▶ _YOUR TASK_
Below is a set of records; print all of them exactly as written.

▶ _EXTRACTED MATERIAL_
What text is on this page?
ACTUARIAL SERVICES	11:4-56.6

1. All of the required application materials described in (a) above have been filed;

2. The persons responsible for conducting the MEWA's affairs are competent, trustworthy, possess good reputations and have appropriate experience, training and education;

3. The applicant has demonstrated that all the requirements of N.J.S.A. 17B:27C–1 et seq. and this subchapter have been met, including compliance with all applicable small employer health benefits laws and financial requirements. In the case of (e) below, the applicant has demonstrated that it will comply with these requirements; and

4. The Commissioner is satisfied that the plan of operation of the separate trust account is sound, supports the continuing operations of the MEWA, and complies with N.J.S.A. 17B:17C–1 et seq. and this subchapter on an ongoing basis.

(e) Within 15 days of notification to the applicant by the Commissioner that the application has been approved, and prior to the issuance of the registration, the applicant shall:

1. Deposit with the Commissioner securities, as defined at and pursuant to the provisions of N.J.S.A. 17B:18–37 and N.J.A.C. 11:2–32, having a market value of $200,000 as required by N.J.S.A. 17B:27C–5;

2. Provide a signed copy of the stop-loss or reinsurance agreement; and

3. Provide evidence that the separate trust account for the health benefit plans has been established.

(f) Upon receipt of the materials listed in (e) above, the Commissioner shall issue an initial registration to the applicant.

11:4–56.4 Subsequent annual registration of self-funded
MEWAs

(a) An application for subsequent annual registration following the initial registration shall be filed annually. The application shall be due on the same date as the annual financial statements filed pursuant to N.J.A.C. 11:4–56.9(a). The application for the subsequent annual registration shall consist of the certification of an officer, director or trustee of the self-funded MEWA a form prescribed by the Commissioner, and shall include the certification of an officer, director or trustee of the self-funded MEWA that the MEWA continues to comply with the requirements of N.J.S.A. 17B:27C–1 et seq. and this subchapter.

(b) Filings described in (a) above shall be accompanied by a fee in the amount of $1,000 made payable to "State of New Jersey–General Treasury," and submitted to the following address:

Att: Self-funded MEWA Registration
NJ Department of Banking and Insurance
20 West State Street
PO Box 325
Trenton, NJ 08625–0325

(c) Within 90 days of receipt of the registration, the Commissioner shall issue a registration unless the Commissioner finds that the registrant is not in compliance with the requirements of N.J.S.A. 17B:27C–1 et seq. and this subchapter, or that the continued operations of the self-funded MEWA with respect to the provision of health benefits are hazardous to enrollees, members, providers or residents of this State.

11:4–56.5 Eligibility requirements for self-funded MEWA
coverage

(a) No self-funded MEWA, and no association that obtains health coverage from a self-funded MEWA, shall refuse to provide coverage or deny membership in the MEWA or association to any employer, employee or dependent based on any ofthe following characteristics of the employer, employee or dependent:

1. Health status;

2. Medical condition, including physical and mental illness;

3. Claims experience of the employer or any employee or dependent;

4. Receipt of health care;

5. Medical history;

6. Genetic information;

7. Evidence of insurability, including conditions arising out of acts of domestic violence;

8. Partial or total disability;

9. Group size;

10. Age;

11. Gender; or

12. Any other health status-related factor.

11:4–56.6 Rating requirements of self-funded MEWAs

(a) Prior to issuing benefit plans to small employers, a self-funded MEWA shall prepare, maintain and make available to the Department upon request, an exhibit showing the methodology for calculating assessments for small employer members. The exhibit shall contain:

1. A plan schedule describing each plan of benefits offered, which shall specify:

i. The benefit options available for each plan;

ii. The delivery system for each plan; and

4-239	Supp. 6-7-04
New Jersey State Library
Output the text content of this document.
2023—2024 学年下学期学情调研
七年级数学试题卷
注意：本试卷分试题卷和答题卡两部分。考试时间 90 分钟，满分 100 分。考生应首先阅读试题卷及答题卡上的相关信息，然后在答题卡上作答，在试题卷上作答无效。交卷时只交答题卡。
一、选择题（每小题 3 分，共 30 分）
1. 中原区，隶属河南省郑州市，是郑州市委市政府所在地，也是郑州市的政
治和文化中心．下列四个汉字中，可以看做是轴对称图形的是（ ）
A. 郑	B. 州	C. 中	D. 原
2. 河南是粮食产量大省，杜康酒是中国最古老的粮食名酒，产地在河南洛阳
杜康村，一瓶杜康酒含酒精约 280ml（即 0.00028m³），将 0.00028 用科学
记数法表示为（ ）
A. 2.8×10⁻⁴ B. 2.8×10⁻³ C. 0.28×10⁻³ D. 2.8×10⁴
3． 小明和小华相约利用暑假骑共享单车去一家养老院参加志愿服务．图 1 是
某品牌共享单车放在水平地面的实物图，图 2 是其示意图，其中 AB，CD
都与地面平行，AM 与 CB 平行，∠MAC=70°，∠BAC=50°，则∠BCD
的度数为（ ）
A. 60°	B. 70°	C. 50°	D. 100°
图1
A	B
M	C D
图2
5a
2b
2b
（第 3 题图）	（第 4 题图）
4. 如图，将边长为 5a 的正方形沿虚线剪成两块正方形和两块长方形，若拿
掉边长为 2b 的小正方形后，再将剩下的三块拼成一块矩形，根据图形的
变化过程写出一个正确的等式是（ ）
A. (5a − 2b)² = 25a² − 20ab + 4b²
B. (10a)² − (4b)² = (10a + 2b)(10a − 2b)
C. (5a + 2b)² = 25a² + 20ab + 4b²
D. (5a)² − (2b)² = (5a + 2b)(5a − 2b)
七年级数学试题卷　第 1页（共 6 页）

▶ _ANSWER FOR THE TASK_
What text is on this page?
ACTUARIAL SERVICES	11:4-56.6

1. All of the required application materials described in (a) above have been filed;

2. The persons responsible for conducting the MEWA's affairs are competent, trustworthy, possess good reputations and have appropriate experience, training and education;

3. The applicant has demonstrated that all the requirements of N.J.S.A. 17B:27C–1 et seq. and this subchapter have been met, including compliance with all applicable small employer health benefits laws and financial requirements. In the case of (e) below, the applicant has demonstrated that it will comply with these requirements; and

4. The Commissioner is satisfied that the plan of operation of the separate trust account is sound, supports the continuing operations of the MEWA, and complies with N.J.S.A. 17B:17C–1 et seq. and this subchapter on an ongoing basis.

(e) Within 15 days of notification to the applicant by the Commissioner that the application has been approved, and prior to the issuance of the registration, the applicant shall:

1. Deposit with the Commissioner securities, as defined at and pursuant to the provisions of N.J.S.A. 17B:18–37 and N.J.A.C. 11:2–32, having a market value of $200,000 as required by N.J.S.A. 17B:27C–5;

2. Provide a signed copy of the stop-loss or reinsurance agreement; and

3. Provide evidence that the separate trust account for the health benefit plans has been established.

(f) Upon receipt of the materials listed in (e) above, the Commissioner shall issue an initial registration to the applicant.

11:4–56.4 Subsequent annual registration of self-funded
MEWAs

(a) An application for subsequent annual registration following the initial registration shall be filed annually. The application shall be due on the same date as the annual financial statements filed pursuant to N.J.A.C. 11:4–56.9(a). The application for the subsequent annual registration shall consist of the certification of an officer, director or trustee of the self-funded MEWA a form prescribed by the Commissioner, and shall include the certification of an officer, director or trustee of the self-funded MEWA that the MEWA continues to comply with the requirements of N.J.S.A. 17B:27C–1 et seq. and this subchapter.

(b) Filings described in (a) above shall be accompanied by a fee in the amount of $1,000 made payable to "State of New Jersey–General Treasury," and submitted to the following address:

Att: Self-funded MEWA Registration
NJ Department of Banking and Insurance
20 West State Street
PO Box 325
Trenton, NJ 08625–0325

(c) Within 90 days of receipt of the registration, the Commissioner shall issue a registration unless the Commissioner finds that the registrant is not in compliance with the requirements of N.J.S.A. 17B:27C–1 et seq. and this subchapter, or that the continued operations of the self-funded MEWA with respect to the provision of health benefits are hazardous to enrollees, members, providers or residents of this State.

11:4–56.5 Eligibility requirements for self-funded MEWA
coverage

(a) No self-funded MEWA, and no association that obtains health coverage from a self-funded MEWA, shall refuse to provide coverage or deny membership in the MEWA or association to any employer, employee or dependent based on any ofthe following characteristics of the employer, employee or dependent:

1. Health status;

2. Medical condition, including physical and mental illness;

3. Claims experience of the employer or any employee or dependent;

4. Receipt of health care;

5. Medical history;

6. Genetic information;

7. Evidence of insurability, including conditions arising out of acts of domestic violence;

8. Partial or total disability;

9. Group size;

10. Age;

11. Gender; or

12. Any other health status-related factor.

11:4–56.6 Rating requirements of self-funded MEWAs

(a) Prior to issuing benefit plans to small employers, a self-funded MEWA shall prepare, maintain and make available to the Department upon request, an exhibit showing the methodology for calculating assessments for small employer members. The exhibit shall contain:

1. A plan schedule describing each plan of benefits offered, which shall specify:

i. The benefit options available for each plan;

ii. The delivery system for each plan; and

4-239	Supp. 6-7-04
New Jersey State Library
Output the text content of this document.
2023—2024 学年下学期学情调研
七年级数学试题卷
注意：本试卷分试题卷和答题卡两部分。考试时间 90 分钟，满分 100 分。考生应首先阅读试题卷及答题卡上的相关信息，然后在答题卡上作答，在试题卷上作答无效。交卷时只交答题卡。
一、选择题（每小题 3 分，共 30 分）
1. 中原区，隶属河南省郑州市，是郑州市委市政府所在地，也是郑州市的政
治和文化中心．下列四个汉字中，可以看做是轴对称图形的是（ ）
A. 郑	B. 州	C. 中	D. 原
2. 河南是粮食产量大省，杜康酒是中国最古老的粮食名酒，产地在河南洛阳
杜康村，一瓶杜康酒含酒精约 280ml（即 0.00028m³），将 0.00028 用科学
记数法表示为（ ）
A. 2.8×10⁻⁴ B. 2.8×10⁻³ C. 0.28×10⁻³ D. 2.8×10⁴
3． 小明和小华相约利用暑假骑共享单车去一家养老院参加志愿服务．图 1 是
某品牌共享单车放在水平地面的实物图，图 2 是其示意图，其中 AB，CD
都与地面平行，AM 与 CB 平行，∠MAC=70°，∠BAC=50°，则∠BCD
的度数为（ ）
A. 60°	B. 70°	C. 50°	D. 100°
图1
A	B
M	C D
图2
5a
2b
2b
（第 3 题图）	（第 4 题图）
4. 如图，将边长为 5a 的正方形沿虚线剪成两块正方形和两块长方形，若拿
掉边长为 2b 的小正方形后，再将剩下的三块拼成一块矩形，根据图形的
变化过程写出一个正确的等式是（ ）
A. (5a − 2b)² = 25a² − 20ab + 4b²
B. (10a)² − (4b)² = (10a + 2b)(10a − 2b)
C. (5a + 2b)² = 25a² + 20ab + 4b²
D. (5a)² − (2b)² = (5a + 2b)(5a − 2b)
七年级数学试题卷　第 1页（共 6 页）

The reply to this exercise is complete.